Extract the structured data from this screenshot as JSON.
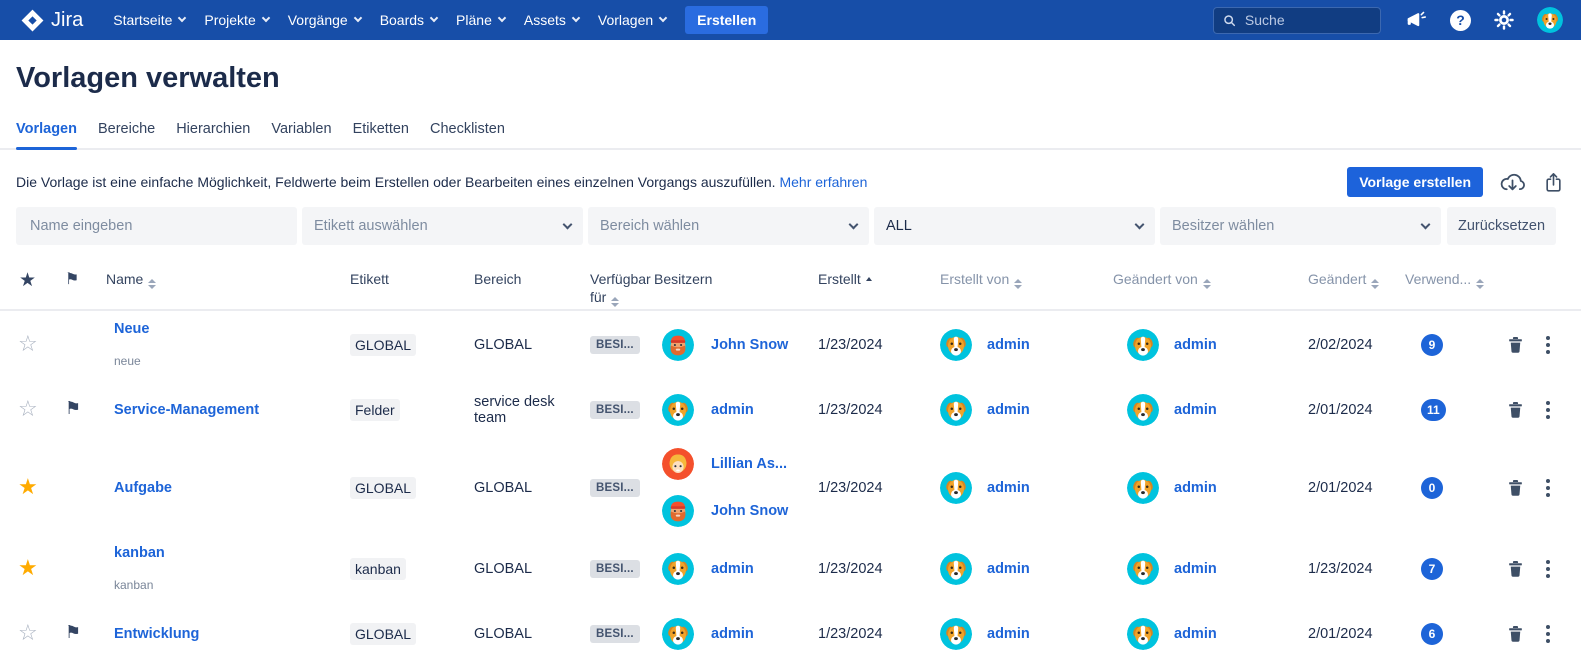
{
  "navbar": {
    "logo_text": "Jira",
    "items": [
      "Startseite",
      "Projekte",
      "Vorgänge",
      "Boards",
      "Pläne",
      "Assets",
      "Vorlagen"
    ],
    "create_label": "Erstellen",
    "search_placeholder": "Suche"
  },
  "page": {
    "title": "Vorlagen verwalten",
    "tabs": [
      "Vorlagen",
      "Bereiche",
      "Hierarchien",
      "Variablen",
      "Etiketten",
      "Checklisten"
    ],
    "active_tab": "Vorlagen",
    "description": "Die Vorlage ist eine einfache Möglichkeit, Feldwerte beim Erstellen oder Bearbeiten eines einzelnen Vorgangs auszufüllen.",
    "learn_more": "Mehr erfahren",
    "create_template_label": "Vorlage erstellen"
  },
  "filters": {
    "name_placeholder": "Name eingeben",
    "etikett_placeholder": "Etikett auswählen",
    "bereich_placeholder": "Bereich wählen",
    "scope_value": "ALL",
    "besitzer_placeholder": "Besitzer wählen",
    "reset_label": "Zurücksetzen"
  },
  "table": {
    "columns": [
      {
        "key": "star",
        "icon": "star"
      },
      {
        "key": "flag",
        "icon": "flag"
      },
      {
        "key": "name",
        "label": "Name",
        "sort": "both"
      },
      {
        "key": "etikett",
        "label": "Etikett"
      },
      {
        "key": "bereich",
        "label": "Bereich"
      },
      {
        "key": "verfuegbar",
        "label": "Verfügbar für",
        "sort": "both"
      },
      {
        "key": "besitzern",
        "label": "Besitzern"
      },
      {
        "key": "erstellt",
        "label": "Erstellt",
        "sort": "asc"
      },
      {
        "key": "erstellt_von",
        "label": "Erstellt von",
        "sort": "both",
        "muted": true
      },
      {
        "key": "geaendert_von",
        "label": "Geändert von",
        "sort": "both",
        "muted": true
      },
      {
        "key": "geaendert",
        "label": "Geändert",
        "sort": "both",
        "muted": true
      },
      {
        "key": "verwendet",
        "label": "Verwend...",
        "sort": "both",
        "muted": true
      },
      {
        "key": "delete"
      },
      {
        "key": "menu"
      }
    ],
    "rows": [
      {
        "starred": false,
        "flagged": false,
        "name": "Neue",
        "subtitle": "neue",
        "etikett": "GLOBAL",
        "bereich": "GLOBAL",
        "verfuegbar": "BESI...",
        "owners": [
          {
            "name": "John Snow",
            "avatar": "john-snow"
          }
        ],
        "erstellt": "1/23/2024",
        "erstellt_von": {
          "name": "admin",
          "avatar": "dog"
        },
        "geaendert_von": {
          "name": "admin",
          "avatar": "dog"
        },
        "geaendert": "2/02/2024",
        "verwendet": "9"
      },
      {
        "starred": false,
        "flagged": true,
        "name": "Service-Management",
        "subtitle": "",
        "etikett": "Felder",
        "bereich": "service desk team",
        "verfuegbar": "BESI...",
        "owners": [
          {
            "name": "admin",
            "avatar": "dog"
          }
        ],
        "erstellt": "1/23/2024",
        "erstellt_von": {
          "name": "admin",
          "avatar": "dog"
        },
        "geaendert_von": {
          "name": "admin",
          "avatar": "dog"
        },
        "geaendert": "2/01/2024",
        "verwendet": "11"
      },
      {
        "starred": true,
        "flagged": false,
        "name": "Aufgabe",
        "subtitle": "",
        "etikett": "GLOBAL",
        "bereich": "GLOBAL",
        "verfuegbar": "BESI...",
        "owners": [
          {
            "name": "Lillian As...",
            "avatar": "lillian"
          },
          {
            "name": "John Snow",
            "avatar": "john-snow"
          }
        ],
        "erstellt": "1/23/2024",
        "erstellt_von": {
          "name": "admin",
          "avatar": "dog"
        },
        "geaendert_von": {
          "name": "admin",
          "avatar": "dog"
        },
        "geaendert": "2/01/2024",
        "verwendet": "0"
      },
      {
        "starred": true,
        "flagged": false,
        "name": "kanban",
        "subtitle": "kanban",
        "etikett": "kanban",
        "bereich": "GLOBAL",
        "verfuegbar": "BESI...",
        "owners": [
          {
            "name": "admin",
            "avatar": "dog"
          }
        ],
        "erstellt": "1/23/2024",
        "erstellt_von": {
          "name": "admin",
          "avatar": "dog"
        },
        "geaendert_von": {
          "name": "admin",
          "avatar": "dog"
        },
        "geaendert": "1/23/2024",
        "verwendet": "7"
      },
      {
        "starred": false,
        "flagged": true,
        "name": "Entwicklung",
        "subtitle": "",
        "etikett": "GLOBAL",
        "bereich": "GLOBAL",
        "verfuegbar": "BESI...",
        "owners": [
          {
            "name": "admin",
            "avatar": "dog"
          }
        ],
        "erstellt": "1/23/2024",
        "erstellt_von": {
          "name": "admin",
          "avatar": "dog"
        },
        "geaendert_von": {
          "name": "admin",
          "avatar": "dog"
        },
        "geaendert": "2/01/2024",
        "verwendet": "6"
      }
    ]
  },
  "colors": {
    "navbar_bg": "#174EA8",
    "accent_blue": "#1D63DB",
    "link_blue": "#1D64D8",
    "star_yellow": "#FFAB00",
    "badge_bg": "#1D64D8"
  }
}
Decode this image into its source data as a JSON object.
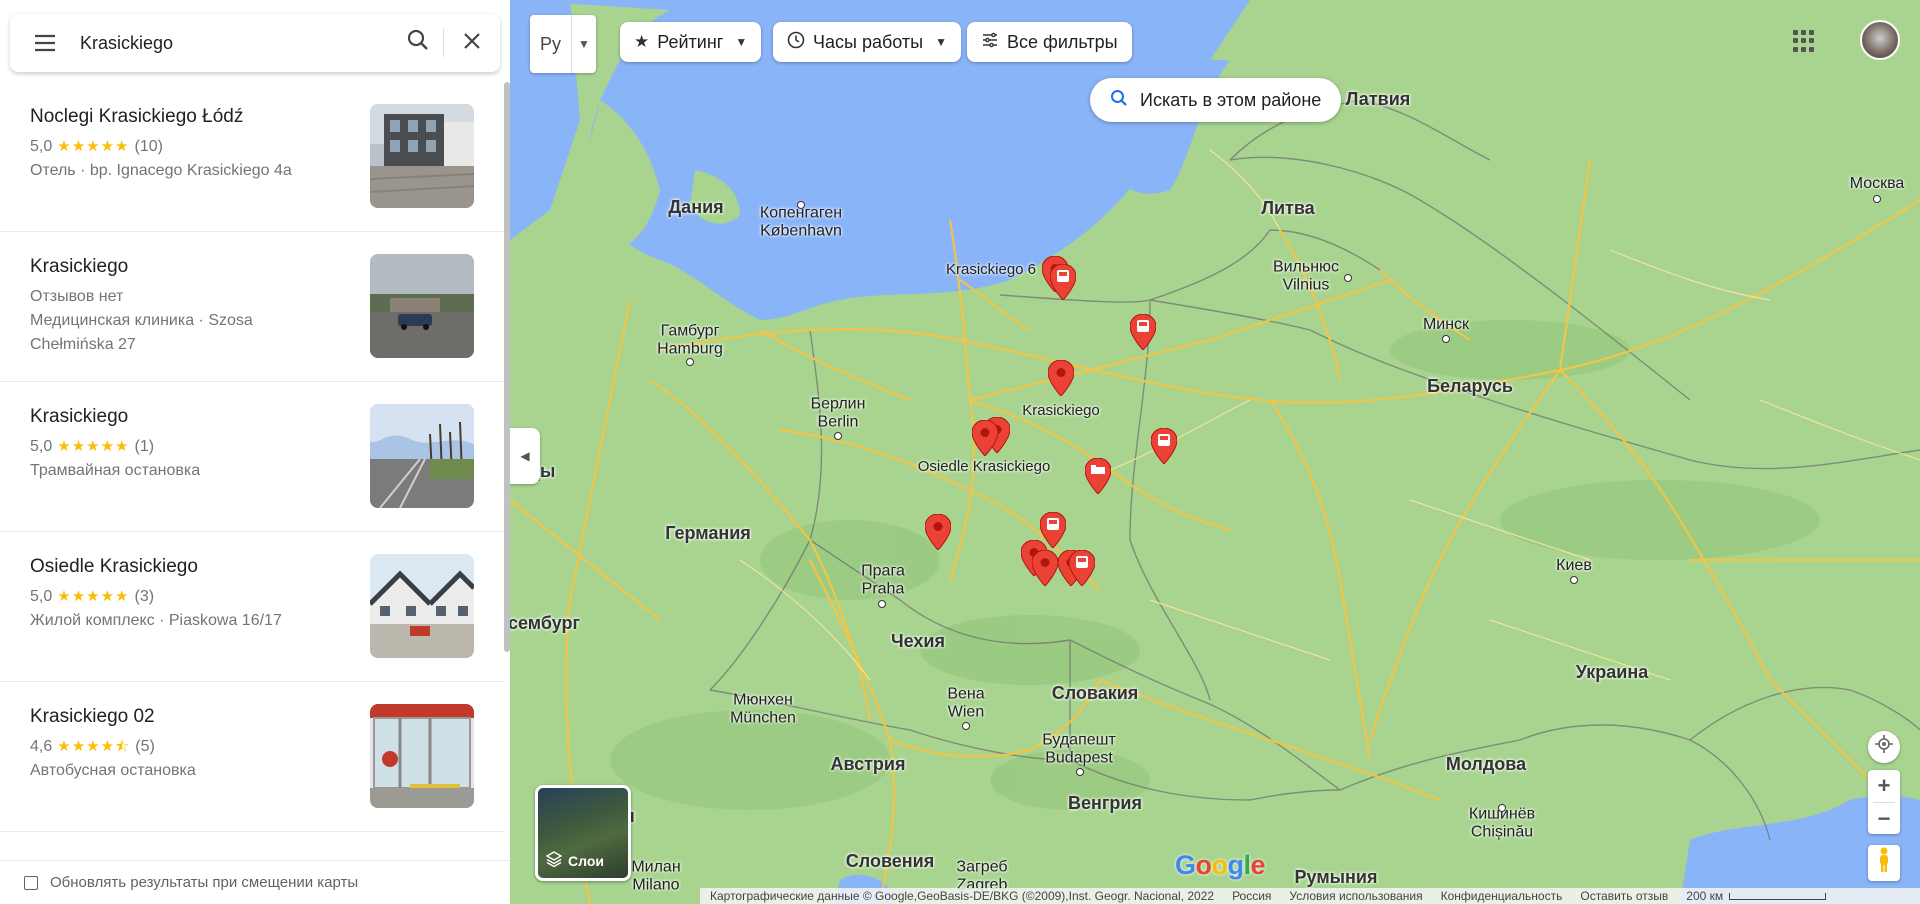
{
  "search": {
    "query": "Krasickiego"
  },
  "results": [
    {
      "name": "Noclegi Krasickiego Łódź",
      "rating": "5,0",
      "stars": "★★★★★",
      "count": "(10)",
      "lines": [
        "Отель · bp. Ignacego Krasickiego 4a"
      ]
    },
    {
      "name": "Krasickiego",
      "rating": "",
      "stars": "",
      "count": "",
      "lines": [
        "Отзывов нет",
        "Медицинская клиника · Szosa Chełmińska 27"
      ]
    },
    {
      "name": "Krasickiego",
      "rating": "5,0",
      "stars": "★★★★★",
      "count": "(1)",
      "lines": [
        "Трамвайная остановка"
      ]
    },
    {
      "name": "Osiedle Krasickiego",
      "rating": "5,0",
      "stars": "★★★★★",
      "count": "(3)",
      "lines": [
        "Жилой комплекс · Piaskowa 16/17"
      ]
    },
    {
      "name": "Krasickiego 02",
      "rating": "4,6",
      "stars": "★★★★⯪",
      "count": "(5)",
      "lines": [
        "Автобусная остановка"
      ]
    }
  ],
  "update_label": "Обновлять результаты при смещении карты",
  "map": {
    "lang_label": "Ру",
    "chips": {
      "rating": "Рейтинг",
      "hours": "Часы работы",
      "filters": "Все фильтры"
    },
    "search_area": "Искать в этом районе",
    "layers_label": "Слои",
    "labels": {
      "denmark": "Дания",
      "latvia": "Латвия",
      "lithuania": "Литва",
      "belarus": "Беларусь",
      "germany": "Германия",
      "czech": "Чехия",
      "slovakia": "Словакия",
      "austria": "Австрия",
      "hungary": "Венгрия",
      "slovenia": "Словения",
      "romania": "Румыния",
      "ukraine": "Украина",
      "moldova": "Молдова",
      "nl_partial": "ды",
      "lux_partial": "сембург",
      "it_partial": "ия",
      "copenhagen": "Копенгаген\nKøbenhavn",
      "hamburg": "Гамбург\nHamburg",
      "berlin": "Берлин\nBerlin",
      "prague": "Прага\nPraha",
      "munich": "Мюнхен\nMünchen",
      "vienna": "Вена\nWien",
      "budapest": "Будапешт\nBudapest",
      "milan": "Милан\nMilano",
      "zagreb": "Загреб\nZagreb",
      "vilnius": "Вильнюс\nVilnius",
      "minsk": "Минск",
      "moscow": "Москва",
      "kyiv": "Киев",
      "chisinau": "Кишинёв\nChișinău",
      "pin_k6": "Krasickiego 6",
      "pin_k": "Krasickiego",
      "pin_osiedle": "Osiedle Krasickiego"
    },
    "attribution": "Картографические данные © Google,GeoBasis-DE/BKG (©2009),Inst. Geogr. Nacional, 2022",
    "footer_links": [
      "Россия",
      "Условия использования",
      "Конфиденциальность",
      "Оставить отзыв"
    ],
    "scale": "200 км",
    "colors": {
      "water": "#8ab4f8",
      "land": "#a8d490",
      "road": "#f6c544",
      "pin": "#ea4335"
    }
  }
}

• [GOAL]
In the material above, show every line where the word "Osiedle" turns up.

• [OUTPUT BELOW]
      "name": "Osiedle Krasickiego",
      "pin_osiedle": "Osiedle Krasickiego"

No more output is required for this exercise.